▸ Problem details: Repeat the material exactly as it appears.

▸ Input rows:
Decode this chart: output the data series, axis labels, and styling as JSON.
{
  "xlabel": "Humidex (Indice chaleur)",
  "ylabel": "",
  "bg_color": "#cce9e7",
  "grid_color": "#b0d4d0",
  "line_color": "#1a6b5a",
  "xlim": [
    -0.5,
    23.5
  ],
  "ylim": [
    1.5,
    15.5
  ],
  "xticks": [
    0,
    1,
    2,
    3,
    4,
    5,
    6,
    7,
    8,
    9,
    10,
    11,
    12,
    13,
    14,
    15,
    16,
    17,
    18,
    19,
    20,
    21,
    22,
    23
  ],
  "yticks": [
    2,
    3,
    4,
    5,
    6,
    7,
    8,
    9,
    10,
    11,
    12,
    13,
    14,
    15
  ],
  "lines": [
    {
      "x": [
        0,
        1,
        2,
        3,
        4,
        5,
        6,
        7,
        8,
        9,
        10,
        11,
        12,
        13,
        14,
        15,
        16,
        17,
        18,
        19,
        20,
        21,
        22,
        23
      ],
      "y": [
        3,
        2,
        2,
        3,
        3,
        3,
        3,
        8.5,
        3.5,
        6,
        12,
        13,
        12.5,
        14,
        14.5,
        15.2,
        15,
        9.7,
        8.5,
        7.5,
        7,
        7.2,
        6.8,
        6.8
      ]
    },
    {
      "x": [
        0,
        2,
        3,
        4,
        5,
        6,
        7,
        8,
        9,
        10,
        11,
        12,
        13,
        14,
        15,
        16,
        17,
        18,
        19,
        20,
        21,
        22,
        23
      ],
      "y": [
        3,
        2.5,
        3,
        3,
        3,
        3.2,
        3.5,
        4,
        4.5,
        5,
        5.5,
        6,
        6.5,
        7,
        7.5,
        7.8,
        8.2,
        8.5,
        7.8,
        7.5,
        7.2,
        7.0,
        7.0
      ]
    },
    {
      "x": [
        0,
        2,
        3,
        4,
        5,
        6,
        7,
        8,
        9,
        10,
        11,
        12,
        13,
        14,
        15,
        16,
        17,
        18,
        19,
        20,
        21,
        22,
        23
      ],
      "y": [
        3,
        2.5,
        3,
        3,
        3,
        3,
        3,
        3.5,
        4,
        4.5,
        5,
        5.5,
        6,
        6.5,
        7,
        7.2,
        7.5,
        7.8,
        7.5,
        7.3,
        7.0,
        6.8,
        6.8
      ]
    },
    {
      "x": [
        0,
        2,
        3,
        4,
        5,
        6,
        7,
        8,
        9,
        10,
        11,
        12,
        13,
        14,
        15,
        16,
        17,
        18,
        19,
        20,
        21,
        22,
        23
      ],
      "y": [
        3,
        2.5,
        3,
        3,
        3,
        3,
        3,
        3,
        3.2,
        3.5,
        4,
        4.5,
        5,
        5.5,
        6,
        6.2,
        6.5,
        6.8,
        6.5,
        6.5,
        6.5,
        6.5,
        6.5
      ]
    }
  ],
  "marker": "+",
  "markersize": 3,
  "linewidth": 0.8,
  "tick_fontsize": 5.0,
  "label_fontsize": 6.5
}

▸ Answer below:
Decode this chart: output the data series, axis labels, and styling as JSON.
{
  "xlabel": "Humidex (Indice chaleur)",
  "ylabel": "",
  "bg_color": "#cce9e7",
  "grid_color": "#b0d4d0",
  "line_color": "#1a6b5a",
  "xlim": [
    -0.5,
    23.5
  ],
  "ylim": [
    1.5,
    15.5
  ],
  "xticks": [
    0,
    1,
    2,
    3,
    4,
    5,
    6,
    7,
    8,
    9,
    10,
    11,
    12,
    13,
    14,
    15,
    16,
    17,
    18,
    19,
    20,
    21,
    22,
    23
  ],
  "yticks": [
    2,
    3,
    4,
    5,
    6,
    7,
    8,
    9,
    10,
    11,
    12,
    13,
    14,
    15
  ],
  "lines": [
    {
      "x": [
        0,
        1,
        2,
        3,
        4,
        5,
        6,
        7,
        8,
        9,
        10,
        11,
        12,
        13,
        14,
        15,
        16,
        17,
        18,
        19,
        20,
        21,
        22,
        23
      ],
      "y": [
        3,
        2,
        2,
        3,
        3,
        3,
        3,
        8.5,
        3.5,
        6,
        12,
        13,
        12.5,
        14,
        14.5,
        15.2,
        15,
        9.7,
        8.5,
        7.5,
        7,
        7.2,
        6.8,
        6.8
      ]
    },
    {
      "x": [
        0,
        2,
        3,
        4,
        5,
        6,
        7,
        8,
        9,
        10,
        11,
        12,
        13,
        14,
        15,
        16,
        17,
        18,
        19,
        20,
        21,
        22,
        23
      ],
      "y": [
        3,
        2.5,
        3,
        3,
        3,
        3.2,
        3.5,
        4,
        4.5,
        5,
        5.5,
        6,
        6.5,
        7,
        7.5,
        7.8,
        8.2,
        8.5,
        7.8,
        7.5,
        7.2,
        7.0,
        7.0
      ]
    },
    {
      "x": [
        0,
        2,
        3,
        4,
        5,
        6,
        7,
        8,
        9,
        10,
        11,
        12,
        13,
        14,
        15,
        16,
        17,
        18,
        19,
        20,
        21,
        22,
        23
      ],
      "y": [
        3,
        2.5,
        3,
        3,
        3,
        3,
        3,
        3.5,
        4,
        4.5,
        5,
        5.5,
        6,
        6.5,
        7,
        7.2,
        7.5,
        7.8,
        7.5,
        7.3,
        7.0,
        6.8,
        6.8
      ]
    },
    {
      "x": [
        0,
        2,
        3,
        4,
        5,
        6,
        7,
        8,
        9,
        10,
        11,
        12,
        13,
        14,
        15,
        16,
        17,
        18,
        19,
        20,
        21,
        22,
        23
      ],
      "y": [
        3,
        2.5,
        3,
        3,
        3,
        3,
        3,
        3,
        3.2,
        3.5,
        4,
        4.5,
        5,
        5.5,
        6,
        6.2,
        6.5,
        6.8,
        6.5,
        6.5,
        6.5,
        6.5,
        6.5
      ]
    }
  ],
  "marker": "+",
  "markersize": 3,
  "linewidth": 0.8,
  "tick_fontsize": 5.0,
  "label_fontsize": 6.5
}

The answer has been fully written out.